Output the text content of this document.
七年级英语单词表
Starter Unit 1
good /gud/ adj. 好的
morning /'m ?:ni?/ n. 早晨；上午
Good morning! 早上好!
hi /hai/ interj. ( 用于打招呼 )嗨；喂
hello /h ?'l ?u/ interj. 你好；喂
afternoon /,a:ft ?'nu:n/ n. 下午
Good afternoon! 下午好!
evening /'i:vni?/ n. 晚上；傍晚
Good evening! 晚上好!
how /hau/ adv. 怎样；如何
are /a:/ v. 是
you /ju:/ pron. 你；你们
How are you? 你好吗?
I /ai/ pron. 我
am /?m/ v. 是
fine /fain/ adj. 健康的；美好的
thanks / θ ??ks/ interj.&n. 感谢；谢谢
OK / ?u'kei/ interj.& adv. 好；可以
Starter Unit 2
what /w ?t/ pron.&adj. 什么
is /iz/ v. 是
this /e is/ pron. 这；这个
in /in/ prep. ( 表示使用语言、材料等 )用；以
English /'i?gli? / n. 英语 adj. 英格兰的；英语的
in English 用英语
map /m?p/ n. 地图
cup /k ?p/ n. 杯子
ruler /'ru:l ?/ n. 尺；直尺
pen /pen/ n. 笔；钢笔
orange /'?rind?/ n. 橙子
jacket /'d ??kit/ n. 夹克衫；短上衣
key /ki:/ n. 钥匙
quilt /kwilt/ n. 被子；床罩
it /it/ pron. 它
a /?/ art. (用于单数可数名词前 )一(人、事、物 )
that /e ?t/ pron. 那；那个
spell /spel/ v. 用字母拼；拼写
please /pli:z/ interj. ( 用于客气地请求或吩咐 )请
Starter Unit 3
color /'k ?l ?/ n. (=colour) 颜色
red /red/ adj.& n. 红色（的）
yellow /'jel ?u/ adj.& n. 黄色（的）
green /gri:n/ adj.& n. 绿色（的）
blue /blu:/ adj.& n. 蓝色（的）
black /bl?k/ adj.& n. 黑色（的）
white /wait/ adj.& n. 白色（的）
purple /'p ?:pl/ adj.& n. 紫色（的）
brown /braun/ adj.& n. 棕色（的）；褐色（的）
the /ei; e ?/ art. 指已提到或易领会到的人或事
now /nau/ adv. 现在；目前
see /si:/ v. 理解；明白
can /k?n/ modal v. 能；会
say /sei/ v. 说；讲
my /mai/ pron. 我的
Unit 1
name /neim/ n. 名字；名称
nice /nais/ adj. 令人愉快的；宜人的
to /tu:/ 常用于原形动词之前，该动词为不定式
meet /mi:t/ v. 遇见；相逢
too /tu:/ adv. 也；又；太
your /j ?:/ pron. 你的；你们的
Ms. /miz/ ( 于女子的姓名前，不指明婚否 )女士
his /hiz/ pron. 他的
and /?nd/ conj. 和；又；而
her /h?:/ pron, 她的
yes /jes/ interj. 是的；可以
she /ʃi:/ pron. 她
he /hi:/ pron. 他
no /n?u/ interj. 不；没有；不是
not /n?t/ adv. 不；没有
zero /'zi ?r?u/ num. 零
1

=======

DESCRIPTION OF THE TASK:
Copy out the lines in which the string "pron" appears.

WRITTEN ANSWER:
you /ju:/ pron. 你；你们
I /ai/ pron. 我
what /w ?t/ pron.&adj. 什么
this /e is/ pron. 这；这个
it /it/ pron. 它
that /e ?t/ pron. 那；那个
my /mai/ pron. 我的
your /j ?:/ pron. 你的；你们的
his /hiz/ pron. 他的
her /h?:/ pron, 她的
she /ʃi:/ pron. 她
he /hi:/ pron. 他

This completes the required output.